→ **REQUEST**
Print out every record exactly as it appears.

→ **EXERCISE INPUT**
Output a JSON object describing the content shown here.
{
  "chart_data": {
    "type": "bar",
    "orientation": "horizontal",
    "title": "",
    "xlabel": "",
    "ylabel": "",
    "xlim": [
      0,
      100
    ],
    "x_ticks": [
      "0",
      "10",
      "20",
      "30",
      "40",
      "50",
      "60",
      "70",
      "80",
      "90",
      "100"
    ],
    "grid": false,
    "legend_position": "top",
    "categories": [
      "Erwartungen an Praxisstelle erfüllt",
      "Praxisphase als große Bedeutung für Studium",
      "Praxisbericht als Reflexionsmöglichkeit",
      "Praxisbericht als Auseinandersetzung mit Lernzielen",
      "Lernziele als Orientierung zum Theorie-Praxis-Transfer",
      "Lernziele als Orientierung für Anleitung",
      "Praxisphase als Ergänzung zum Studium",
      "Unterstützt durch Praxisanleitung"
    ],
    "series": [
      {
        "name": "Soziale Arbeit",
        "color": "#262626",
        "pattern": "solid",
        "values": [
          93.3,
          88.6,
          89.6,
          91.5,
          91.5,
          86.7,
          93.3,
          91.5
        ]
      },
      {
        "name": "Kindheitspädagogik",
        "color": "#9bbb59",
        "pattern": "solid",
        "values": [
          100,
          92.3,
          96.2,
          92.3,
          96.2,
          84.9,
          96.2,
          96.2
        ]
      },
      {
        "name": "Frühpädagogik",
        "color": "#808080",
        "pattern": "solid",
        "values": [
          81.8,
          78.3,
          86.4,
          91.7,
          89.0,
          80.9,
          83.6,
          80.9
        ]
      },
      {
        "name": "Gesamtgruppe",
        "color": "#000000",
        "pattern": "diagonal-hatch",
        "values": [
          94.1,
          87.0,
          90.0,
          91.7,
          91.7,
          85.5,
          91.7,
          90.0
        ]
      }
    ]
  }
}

→ **RESULT BELOW**
Output a JSON object describing the content shown here.
{
  "chart_data": {
    "type": "bar",
    "orientation": "horizontal",
    "title": "",
    "xlabel": "",
    "ylabel": "",
    "xlim": [
      0,
      100
    ],
    "x_ticks": [
      "0",
      "10",
      "20",
      "30",
      "40",
      "50",
      "60",
      "70",
      "80",
      "90",
      "100"
    ],
    "grid": false,
    "legend_position": "top",
    "categories": [
      "Erwartungen an Praxisstelle erfüllt",
      "Praxisphase als große Bedeutung für Studium",
      "Praxisbericht als Reflexionsmöglichkeit",
      "Praxisbericht als Auseinandersetzung mit Lernzielen",
      "Lernziele als Orientierung zum Theorie-Praxis-Transfer",
      "Lernziele als Orientierung für Anleitung",
      "Praxisphase als Ergänzung zum Studium",
      "Unterstützt durch Praxisanleitung"
    ],
    "series": [
      {
        "name": "Soziale Arbeit",
        "color": "#262626",
        "pattern": "solid",
        "values": [
          93.3,
          88.6,
          89.6,
          91.5,
          91.5,
          86.7,
          93.3,
          91.5
        ]
      },
      {
        "name": "Kindheitspädagogik",
        "color": "#9bbb59",
        "pattern": "solid",
        "values": [
          100,
          92.3,
          96.2,
          92.3,
          96.2,
          84.9,
          96.2,
          96.2
        ]
      },
      {
        "name": "Frühpädagogik",
        "color": "#808080",
        "pattern": "solid",
        "values": [
          81.8,
          78.3,
          86.4,
          91.7,
          89.0,
          80.9,
          83.6,
          80.9
        ]
      },
      {
        "name": "Gesamtgruppe",
        "color": "#000000",
        "pattern": "diagonal-hatch",
        "values": [
          94.1,
          87.0,
          90.0,
          91.7,
          91.7,
          85.5,
          91.7,
          90.0
        ]
      }
    ]
  }
}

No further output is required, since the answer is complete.